▶ List of tasks:
(A) In the ancient mathematics passage below, to which bases were the Old Babylonian logarithm problems given?
(B) Reproduce the ancient mathematics passage below word for word, starting with "6. The only" and going on through "base 2 and 16.".
(C) Decide whether each statement agrees with the ancient mathematics passage below, answering yes or no and quoting the words that settle it: (i) The ancient Egyptians used decimal multiplication and division. (ii) Old Babylonian exponent problems included powers between 2 and 10. (iii) There is evidence of how the Babylonians achieved their mathematical knowledge.

▶ Source extract:
::::

5. Our knowledge of ancient Egyptian mathematics was limited to two documents, the Moscow Papyrus and the Rhind Mathematical Papyrus (6), both dating around 1900 B.C. They show only primitive mathematics with elementary operations in arithmetic, calculation of areas and volumes, and simple progressions. They did not use decimal multiplication and division; they used a procedure of doubling of numbers to find multipliers and divisors — nearly the same technique as employed in modern computers. Although this procedure is useful for small numbers it rapidly becomes cumbersome for large numbers.

6. The only other information we have on mathematical knowledge of ancient times is found on the clay tablets of the Old Babylonian empire, circa 1900 to 1600 B.C. Neugebauer and Sachs (7) published translation and analysis which showed more advanced mathematical techniques than displayed in the Moscow and Rhind Papyri. Scholars of Old Babylon used relatively sophisticated algebraic expressions for geometric figures including circles, segments of circles, diagonals of squares, right-angled triangles, (with Pythagorean solutions), irregular triangles, trapezoids, irregular solids and, most importantly, exponents and logarithms. Problems for exponents included powers between 2 and 10. Problems for logarithms were given to base 2 and 16.

In all examples known to us the Babylonians illustrated sophisticated problem solutions but just short of achieving theoretical expressions. We have no evidence of their mathematical evolution or how they achieved their knowledge.

::::

[Stored data entries]
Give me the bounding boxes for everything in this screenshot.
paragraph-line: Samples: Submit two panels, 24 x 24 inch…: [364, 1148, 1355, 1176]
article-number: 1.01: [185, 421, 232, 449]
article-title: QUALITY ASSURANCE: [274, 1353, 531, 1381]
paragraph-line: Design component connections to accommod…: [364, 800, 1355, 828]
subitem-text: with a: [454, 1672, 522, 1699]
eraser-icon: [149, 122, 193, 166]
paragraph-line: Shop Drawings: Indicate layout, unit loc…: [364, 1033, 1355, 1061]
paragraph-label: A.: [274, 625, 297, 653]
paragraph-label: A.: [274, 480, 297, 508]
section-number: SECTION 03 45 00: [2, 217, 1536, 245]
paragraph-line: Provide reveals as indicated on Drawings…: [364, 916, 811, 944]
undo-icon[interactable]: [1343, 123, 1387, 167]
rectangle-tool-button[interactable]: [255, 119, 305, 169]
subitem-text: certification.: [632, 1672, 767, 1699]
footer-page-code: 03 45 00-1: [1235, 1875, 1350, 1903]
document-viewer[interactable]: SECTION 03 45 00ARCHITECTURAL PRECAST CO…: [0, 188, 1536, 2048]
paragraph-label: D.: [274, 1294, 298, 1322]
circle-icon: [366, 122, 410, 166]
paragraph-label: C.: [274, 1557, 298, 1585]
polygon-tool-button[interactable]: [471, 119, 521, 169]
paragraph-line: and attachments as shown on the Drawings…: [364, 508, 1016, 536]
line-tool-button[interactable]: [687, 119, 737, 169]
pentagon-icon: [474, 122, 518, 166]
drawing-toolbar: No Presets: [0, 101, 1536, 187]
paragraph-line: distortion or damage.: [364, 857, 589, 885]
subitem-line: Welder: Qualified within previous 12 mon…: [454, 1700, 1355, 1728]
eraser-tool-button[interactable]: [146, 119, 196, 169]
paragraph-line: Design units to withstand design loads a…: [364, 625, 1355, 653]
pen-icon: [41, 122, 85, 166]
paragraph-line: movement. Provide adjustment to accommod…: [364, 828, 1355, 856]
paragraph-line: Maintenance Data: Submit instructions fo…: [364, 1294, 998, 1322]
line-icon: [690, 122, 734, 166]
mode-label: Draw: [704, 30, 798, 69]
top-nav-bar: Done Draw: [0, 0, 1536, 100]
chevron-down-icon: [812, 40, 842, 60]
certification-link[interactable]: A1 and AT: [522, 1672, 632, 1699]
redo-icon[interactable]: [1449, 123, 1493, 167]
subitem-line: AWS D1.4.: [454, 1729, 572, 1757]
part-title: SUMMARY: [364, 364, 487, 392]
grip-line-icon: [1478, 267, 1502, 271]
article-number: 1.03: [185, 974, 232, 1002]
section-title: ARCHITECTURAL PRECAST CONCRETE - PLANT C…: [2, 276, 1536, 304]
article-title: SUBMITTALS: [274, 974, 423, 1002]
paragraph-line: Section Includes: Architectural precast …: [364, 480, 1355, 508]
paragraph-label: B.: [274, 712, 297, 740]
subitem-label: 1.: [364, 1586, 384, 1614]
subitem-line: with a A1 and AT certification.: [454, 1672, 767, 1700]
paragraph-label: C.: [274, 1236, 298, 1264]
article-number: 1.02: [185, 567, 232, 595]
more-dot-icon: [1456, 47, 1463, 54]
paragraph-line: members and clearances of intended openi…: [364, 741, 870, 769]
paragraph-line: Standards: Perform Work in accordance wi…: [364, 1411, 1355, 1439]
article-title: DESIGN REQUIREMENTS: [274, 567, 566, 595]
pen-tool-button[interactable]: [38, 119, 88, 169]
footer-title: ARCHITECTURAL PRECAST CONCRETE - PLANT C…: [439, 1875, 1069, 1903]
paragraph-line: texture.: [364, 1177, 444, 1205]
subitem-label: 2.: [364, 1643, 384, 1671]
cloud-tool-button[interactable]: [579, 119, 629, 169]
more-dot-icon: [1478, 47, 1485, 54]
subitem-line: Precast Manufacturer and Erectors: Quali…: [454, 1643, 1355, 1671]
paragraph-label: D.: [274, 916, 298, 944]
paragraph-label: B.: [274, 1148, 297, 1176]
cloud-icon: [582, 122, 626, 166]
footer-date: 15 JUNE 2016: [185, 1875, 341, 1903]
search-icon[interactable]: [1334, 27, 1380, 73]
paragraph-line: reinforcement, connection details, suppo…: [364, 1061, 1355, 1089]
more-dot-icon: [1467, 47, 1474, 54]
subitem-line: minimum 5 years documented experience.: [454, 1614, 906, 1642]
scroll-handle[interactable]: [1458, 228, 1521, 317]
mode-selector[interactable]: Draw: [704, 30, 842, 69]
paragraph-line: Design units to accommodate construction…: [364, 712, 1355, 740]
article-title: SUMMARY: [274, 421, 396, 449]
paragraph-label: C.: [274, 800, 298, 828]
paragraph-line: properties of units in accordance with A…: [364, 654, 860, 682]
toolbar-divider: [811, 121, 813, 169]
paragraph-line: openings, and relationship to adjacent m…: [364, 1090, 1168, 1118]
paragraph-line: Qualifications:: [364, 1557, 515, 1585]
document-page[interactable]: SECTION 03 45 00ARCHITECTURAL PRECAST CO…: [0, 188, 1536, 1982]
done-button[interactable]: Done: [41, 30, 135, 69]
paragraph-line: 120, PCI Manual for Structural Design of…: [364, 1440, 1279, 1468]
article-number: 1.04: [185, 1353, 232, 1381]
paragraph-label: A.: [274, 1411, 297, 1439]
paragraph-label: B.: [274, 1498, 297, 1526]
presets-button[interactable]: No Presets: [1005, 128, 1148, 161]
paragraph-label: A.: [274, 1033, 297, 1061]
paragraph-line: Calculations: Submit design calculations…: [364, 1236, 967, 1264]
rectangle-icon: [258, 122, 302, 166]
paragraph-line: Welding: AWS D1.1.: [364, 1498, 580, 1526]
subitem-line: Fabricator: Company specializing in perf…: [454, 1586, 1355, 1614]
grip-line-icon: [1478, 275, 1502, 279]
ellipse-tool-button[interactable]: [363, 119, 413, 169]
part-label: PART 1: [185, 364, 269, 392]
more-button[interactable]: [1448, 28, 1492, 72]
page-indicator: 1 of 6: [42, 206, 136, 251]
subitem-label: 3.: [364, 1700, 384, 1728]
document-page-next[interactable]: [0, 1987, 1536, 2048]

::::

▶ Answers to this exercise:
(A) Base 2 and 16.

(B)
6. The only other information we have on mathematical knowledge of ancient times is found on the clay tablets of the Old Babylonian empire, circa 1900 to 1600 B.C. Neugebauer and Sachs (7) published translation and analysis which showed more advanced mathematical techniques than displayed in the Moscow and Rhind Papyri. Scholars of Old Babylon used relatively sophisticated algebraic expressions for geometric figures including circles, segments of circles, diagonals of squares, right-angled triangles, (with Pythagorean solutions), irregular triangles, trapezoids, irregular solids and, most importantly, exponents and logarithms. Problems for exponents included powers between 2 and 10. Problems for logarithms were given to base 2 and 16.

(C)
(i) No: "They did not use decimal multiplication and division"
(ii) Yes: "Problems for exponents included powers between 2 and 10."
(iii) No: "We have no evidence of their mathematical evolution or how they achieved their knowledge."